_TASK TO CARRY OUT_
Report how many lines hold the word "ANTIGO"; give nothing but the number.

--- start EXERCISE MATERIALS ---

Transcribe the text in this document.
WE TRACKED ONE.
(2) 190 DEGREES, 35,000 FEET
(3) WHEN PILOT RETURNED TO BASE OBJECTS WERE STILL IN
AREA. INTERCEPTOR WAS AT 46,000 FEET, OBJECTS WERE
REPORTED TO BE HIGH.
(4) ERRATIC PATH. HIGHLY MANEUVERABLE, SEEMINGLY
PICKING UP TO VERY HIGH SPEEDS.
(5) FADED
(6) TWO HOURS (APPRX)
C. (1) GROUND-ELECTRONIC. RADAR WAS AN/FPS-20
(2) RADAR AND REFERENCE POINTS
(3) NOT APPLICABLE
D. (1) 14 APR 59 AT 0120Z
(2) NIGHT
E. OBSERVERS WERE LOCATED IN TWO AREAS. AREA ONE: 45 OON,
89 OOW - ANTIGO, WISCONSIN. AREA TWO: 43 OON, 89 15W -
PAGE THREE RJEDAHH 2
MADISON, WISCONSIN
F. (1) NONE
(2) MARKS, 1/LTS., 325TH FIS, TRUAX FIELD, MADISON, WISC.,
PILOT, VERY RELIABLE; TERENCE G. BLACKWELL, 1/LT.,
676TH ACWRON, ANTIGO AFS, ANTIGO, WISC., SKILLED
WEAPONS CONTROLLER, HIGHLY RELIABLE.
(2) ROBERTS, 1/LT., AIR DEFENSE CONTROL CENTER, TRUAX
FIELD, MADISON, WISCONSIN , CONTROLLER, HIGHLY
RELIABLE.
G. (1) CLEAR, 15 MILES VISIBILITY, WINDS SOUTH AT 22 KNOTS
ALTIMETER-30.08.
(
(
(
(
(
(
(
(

--- end EXERCISE MATERIALS ---

_RESULT OF THIS EXERCISE_
2